— begin INPUT ROWS —

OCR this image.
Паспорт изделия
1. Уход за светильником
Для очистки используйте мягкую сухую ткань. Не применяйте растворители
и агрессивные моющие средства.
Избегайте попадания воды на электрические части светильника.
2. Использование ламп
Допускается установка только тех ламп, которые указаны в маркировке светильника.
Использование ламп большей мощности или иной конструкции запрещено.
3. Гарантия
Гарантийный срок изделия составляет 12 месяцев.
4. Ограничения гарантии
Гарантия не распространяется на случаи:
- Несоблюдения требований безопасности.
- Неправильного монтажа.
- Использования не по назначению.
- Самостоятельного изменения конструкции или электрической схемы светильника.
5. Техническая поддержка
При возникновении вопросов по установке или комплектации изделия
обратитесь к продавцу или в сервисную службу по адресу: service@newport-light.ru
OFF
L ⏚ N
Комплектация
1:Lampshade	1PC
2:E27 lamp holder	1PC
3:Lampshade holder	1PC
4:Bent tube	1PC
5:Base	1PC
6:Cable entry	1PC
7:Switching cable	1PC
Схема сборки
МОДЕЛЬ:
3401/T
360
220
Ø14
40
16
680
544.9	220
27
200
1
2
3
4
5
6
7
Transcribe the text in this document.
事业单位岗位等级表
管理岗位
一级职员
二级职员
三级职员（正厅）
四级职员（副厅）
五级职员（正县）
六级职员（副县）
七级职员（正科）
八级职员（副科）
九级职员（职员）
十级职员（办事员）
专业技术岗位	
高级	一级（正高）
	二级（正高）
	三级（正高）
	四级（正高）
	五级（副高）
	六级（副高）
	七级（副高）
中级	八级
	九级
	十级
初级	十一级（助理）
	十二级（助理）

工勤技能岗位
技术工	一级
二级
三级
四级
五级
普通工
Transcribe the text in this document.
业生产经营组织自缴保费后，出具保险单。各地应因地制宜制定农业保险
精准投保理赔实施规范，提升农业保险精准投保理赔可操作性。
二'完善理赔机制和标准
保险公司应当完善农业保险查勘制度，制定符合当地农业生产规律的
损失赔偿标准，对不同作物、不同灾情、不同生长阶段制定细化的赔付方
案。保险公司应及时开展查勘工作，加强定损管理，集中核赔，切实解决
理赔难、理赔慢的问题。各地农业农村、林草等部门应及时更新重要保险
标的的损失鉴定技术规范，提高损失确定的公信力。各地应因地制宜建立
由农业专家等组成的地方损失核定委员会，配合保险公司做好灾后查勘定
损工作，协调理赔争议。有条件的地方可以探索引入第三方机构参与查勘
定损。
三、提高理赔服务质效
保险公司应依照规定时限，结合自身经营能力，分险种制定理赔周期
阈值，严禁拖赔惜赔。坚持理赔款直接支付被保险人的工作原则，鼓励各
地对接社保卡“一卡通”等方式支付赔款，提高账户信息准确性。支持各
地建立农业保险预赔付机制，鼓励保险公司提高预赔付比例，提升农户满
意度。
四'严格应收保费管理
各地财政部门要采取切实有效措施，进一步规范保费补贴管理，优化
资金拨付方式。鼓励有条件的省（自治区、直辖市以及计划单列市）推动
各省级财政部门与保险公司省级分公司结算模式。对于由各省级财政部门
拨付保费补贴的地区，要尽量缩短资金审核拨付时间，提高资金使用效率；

— end INPUT ROWS —

YOUR GOAL: Filter the records above for lines containing the word "holder", and copy those lines.

THE ANSWER:
2:E27 lamp holder	1PC
3:Lampshade holder	1PC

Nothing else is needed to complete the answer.